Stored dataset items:

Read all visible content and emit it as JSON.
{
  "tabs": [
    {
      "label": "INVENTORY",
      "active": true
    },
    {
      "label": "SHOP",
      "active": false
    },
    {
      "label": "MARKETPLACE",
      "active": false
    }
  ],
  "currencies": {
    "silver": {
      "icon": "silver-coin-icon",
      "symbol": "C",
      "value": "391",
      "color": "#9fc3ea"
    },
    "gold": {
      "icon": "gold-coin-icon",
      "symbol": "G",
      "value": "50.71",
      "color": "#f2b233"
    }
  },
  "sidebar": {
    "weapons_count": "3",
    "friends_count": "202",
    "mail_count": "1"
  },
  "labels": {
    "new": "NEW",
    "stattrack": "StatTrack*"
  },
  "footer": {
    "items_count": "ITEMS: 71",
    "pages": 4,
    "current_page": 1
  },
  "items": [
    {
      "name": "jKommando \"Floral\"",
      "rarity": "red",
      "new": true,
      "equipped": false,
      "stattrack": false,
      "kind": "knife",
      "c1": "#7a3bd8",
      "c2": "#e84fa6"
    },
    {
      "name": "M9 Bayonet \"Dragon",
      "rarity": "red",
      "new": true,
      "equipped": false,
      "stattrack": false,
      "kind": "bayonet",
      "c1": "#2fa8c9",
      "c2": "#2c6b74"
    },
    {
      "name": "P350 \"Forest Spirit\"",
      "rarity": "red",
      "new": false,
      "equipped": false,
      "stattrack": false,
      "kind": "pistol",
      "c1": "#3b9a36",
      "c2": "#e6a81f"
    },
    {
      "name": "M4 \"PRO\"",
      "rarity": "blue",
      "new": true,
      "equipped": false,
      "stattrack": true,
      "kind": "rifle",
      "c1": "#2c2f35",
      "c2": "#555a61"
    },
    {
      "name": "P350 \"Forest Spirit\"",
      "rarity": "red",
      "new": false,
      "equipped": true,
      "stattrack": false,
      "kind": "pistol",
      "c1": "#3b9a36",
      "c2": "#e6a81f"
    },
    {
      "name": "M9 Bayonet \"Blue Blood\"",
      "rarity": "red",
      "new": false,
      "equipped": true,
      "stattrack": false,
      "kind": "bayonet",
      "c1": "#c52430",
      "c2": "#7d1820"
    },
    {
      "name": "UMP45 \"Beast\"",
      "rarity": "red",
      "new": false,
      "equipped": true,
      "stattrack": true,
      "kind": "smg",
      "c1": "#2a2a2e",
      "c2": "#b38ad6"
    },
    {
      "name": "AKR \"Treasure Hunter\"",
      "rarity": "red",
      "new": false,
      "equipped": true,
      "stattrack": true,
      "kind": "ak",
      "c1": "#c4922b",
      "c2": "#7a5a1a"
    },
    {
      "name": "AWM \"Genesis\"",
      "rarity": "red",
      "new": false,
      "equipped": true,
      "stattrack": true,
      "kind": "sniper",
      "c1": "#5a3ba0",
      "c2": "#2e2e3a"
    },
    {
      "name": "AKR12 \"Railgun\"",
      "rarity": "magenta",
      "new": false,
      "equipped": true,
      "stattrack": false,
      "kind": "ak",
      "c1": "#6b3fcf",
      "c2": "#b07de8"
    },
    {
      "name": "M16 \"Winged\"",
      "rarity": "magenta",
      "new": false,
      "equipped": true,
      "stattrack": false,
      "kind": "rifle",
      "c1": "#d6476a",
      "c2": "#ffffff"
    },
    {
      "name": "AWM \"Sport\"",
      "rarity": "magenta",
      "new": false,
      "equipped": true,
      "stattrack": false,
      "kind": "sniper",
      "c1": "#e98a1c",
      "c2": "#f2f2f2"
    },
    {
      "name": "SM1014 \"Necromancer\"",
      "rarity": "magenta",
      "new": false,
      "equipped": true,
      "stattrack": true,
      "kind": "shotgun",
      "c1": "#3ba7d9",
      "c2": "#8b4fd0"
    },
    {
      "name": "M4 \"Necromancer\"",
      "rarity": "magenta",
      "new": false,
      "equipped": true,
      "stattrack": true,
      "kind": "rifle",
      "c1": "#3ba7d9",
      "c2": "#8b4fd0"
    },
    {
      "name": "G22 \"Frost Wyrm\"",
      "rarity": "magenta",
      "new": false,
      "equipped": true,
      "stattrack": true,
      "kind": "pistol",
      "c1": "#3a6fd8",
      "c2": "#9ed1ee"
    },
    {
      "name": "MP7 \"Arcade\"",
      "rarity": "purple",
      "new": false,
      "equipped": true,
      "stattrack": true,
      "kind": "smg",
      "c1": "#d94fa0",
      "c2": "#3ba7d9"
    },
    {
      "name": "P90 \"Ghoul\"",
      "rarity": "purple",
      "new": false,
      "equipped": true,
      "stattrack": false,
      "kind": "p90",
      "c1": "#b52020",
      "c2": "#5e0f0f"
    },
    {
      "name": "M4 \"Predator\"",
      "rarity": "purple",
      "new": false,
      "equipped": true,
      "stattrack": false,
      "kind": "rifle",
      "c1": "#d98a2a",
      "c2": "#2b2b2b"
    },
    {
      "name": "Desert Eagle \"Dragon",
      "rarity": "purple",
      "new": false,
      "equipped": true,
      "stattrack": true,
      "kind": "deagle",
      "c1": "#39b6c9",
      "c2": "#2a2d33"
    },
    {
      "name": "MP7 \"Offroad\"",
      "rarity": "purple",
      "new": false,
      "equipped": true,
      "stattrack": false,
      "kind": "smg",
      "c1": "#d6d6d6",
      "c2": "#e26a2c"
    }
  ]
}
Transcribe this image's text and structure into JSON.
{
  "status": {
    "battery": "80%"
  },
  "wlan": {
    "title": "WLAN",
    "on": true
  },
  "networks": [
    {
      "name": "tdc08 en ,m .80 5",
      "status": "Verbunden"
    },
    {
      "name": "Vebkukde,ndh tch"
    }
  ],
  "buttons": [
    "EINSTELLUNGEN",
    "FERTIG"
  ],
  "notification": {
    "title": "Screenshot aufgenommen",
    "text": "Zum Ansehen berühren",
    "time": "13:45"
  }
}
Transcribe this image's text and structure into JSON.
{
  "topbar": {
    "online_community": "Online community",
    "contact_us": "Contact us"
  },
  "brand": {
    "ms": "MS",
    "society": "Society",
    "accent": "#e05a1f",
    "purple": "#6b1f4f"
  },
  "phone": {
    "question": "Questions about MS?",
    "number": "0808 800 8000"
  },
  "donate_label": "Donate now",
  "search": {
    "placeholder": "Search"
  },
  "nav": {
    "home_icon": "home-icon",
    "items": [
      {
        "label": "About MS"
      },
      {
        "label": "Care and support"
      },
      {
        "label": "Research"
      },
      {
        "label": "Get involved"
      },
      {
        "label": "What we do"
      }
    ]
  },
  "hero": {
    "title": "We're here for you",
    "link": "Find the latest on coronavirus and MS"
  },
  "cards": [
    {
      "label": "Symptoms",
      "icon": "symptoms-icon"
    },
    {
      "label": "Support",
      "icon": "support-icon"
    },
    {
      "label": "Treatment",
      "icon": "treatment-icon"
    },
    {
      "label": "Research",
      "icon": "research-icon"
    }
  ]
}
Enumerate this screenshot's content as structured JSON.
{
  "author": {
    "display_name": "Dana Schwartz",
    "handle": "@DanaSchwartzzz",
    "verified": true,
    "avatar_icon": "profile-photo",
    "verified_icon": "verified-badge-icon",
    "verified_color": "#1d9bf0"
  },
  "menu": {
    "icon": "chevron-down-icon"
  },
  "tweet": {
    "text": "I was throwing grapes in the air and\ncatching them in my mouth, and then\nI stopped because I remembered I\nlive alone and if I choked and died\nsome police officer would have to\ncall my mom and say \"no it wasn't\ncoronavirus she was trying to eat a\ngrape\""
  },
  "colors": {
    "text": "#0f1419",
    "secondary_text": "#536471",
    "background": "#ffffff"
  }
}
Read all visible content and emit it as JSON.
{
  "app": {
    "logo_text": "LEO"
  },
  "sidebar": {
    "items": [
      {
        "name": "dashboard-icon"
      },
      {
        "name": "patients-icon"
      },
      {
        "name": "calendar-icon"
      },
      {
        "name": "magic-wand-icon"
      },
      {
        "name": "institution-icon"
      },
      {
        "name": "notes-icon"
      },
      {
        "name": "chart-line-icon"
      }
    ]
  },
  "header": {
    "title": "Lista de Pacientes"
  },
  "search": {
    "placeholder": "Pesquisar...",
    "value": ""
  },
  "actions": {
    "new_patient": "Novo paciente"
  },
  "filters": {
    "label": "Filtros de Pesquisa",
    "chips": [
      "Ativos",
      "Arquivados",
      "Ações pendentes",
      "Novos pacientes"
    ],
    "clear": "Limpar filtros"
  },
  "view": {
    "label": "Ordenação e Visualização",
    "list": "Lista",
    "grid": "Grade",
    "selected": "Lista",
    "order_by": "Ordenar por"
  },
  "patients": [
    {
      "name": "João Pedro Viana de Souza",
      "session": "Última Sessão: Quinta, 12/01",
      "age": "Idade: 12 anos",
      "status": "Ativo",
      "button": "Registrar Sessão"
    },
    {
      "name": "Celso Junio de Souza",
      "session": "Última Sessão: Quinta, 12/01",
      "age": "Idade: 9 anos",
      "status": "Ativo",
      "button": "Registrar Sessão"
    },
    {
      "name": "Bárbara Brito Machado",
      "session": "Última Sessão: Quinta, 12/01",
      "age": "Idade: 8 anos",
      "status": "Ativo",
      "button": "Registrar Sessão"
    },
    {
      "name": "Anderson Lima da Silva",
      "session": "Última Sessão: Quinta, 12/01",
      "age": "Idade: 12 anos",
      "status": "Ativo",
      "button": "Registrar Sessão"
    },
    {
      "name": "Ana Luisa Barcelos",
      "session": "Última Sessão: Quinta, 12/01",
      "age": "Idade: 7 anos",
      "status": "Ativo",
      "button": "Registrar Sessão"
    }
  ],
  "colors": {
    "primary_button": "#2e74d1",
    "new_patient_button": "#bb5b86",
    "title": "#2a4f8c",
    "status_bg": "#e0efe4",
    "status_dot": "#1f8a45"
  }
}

TASK INSTRUCTIONS: Wherever the word "Idade" appears in the records above, copy that line.

RESPONSE:
      "age": "Idade: 12 anos",
      "age": "Idade: 9 anos",
      "age": "Idade: 8 anos",
      "age": "Idade: 12 anos",
      "age": "Idade: 7 anos",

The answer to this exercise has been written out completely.